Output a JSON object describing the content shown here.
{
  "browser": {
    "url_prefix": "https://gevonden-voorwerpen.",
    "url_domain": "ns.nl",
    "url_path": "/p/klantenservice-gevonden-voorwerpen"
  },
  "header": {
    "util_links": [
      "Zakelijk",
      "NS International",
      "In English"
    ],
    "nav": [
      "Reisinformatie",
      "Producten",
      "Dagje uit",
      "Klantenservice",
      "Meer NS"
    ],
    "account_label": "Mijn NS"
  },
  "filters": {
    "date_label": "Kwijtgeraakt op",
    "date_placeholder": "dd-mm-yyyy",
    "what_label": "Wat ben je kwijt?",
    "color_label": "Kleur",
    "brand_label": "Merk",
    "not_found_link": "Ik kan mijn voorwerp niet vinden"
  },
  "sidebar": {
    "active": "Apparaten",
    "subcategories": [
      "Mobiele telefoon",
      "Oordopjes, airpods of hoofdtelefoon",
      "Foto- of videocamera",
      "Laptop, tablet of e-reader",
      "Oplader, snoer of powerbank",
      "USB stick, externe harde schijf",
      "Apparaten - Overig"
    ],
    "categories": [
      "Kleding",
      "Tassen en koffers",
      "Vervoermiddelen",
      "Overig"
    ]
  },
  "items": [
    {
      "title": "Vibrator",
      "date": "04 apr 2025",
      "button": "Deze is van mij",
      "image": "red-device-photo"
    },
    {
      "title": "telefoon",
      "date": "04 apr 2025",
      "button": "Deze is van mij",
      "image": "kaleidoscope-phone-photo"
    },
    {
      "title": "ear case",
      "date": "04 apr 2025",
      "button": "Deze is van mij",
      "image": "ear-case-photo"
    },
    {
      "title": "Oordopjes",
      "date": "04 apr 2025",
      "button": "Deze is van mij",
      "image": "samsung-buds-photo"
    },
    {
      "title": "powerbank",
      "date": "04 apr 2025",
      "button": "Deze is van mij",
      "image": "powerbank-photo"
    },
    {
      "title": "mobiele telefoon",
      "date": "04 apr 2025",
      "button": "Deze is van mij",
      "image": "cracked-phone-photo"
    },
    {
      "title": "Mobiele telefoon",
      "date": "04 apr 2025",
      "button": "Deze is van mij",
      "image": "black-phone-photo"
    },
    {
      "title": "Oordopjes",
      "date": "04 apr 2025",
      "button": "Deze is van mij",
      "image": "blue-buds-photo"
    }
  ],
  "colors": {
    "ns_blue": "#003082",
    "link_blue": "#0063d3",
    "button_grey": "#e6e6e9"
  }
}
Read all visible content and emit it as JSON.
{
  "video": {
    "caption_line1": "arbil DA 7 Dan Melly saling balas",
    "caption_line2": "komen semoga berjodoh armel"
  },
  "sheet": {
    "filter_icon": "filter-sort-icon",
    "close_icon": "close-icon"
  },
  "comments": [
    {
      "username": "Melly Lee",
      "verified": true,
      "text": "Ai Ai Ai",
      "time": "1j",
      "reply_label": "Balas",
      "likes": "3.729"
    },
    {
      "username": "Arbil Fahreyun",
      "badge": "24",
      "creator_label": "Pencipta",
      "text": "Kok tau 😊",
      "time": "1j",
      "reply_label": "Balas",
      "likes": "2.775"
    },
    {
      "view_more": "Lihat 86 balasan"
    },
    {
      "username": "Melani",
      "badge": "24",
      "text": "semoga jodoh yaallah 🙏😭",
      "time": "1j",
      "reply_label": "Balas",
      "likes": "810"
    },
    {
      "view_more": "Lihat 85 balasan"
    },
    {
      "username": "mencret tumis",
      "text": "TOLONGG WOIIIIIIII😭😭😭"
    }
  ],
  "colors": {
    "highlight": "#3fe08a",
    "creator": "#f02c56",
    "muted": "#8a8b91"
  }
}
########
Output the listing above exactly as it appears.

(COMPLETED TASK)
Output a JSON object describing the content shown here.
{
  "browser": {
    "url_prefix": "https://gevonden-voorwerpen.",
    "url_domain": "ns.nl",
    "url_path": "/p/klantenservice-gevonden-voorwerpen"
  },
  "header": {
    "util_links": [
      "Zakelijk",
      "NS International",
      "In English"
    ],
    "nav": [
      "Reisinformatie",
      "Producten",
      "Dagje uit",
      "Klantenservice",
      "Meer NS"
    ],
    "account_label": "Mijn NS"
  },
  "filters": {
    "date_label": "Kwijtgeraakt op",
    "date_placeholder": "dd-mm-yyyy",
    "what_label": "Wat ben je kwijt?",
    "color_label": "Kleur",
    "brand_label": "Merk",
    "not_found_link": "Ik kan mijn voorwerp niet vinden"
  },
  "sidebar": {
    "active": "Apparaten",
    "subcategories": [
      "Mobiele telefoon",
      "Oordopjes, airpods of hoofdtelefoon",
      "Foto- of videocamera",
      "Laptop, tablet of e-reader",
      "Oplader, snoer of powerbank",
      "USB stick, externe harde schijf",
      "Apparaten - Overig"
    ],
    "categories": [
      "Kleding",
      "Tassen en koffers",
      "Vervoermiddelen",
      "Overig"
    ]
  },
  "items": [
    {
      "title": "Vibrator",
      "date": "04 apr 2025",
      "button": "Deze is van mij",
      "image": "red-device-photo"
    },
    {
      "title": "telefoon",
      "date": "04 apr 2025",
      "button": "Deze is van mij",
      "image": "kaleidoscope-phone-photo"
    },
    {
      "title": "ear case",
      "date": "04 apr 2025",
      "button": "Deze is van mij",
      "image": "ear-case-photo"
    },
    {
      "title": "Oordopjes",
      "date": "04 apr 2025",
      "button": "Deze is van mij",
      "image": "samsung-buds-photo"
    },
    {
      "title": "powerbank",
      "date": "04 apr 2025",
      "button": "Deze is van mij",
      "image": "powerbank-photo"
    },
    {
      "title": "mobiele telefoon",
      "date": "04 apr 2025",
      "button": "Deze is van mij",
      "image": "cracked-phone-photo"
    },
    {
      "title": "Mobiele telefoon",
      "date": "04 apr 2025",
      "button": "Deze is van mij",
      "image": "black-phone-photo"
    },
    {
      "title": "Oordopjes",
      "date": "04 apr 2025",
      "button": "Deze is van mij",
      "image": "blue-buds-photo"
    }
  ],
  "colors": {
    "ns_blue": "#003082",
    "link_blue": "#0063d3",
    "button_grey": "#e6e6e9"
  }
}
Read all visible content and emit it as JSON.
{
  "video": {
    "caption_line1": "arbil DA 7 Dan Melly saling balas",
    "caption_line2": "komen semoga berjodoh armel"
  },
  "sheet": {
    "filter_icon": "filter-sort-icon",
    "close_icon": "close-icon"
  },
  "comments": [
    {
      "username": "Melly Lee",
      "verified": true,
      "text": "Ai Ai Ai",
      "time": "1j",
      "reply_label": "Balas",
      "likes": "3.729"
    },
    {
      "username": "Arbil Fahreyun",
      "badge": "24",
      "creator_label": "Pencipta",
      "text": "Kok tau 😊",
      "time": "1j",
      "reply_label": "Balas",
      "likes": "2.775"
    },
    {
      "view_more": "Lihat 86 balasan"
    },
    {
      "username": "Melani",
      "badge": "24",
      "text": "semoga jodoh yaallah 🙏😭",
      "time": "1j",
      "reply_label": "Balas",
      "likes": "810"
    },
    {
      "view_more": "Lihat 85 balasan"
    },
    {
      "username": "mencret tumis",
      "text": "TOLONGG WOIIIIIIII😭😭😭"
    }
  ],
  "colors": {
    "highlight": "#3fe08a",
    "creator": "#f02c56",
    "muted": "#8a8b91"
  }
}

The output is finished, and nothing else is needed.